**WHAT IS REQUIRED:**
Find the string "RENs" in the records. Copy every line it appears in.

**EXERCISE INPUT:**
·····
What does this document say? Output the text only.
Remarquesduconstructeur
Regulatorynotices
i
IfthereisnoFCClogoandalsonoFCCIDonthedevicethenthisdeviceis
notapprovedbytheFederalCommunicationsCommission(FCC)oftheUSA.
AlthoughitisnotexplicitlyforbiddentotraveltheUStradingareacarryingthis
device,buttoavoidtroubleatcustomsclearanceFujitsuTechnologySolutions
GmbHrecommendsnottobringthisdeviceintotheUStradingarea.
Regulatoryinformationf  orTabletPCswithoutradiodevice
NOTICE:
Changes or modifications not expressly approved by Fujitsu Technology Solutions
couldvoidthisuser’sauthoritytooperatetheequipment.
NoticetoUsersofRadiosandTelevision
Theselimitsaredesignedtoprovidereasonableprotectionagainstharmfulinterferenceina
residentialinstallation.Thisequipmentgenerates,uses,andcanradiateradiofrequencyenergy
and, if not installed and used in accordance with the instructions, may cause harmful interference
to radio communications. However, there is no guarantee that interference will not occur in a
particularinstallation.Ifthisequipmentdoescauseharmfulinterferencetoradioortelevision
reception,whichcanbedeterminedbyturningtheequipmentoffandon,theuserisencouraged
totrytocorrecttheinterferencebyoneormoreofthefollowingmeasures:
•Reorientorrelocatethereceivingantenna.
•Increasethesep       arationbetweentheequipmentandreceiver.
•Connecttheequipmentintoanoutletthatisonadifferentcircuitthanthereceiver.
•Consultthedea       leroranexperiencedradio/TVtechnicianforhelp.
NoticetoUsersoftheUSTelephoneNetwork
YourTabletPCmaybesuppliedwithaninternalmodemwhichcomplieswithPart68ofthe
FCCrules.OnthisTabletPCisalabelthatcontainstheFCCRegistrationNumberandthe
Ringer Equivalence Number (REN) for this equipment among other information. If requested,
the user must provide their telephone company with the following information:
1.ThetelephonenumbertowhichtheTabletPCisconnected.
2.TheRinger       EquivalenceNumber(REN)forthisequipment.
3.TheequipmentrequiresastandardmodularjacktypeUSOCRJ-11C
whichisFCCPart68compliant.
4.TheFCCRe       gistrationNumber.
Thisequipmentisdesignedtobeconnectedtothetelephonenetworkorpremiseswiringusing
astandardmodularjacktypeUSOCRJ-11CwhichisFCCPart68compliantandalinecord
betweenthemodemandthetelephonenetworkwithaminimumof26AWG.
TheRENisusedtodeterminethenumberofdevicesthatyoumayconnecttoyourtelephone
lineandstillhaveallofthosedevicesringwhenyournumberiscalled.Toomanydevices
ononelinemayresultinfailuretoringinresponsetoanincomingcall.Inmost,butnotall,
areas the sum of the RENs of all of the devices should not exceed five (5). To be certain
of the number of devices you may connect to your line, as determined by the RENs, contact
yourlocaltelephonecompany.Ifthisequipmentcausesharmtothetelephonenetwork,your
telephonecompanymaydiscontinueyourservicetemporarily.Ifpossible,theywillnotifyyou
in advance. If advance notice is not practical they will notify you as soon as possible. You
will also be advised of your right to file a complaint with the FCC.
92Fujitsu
·····
**THE SOLUTION:**
areas the sum of the RENs of all of the devices should not exceed five (5). To be certain
of the number of devices you may connect to your line, as determined by the RENs, contact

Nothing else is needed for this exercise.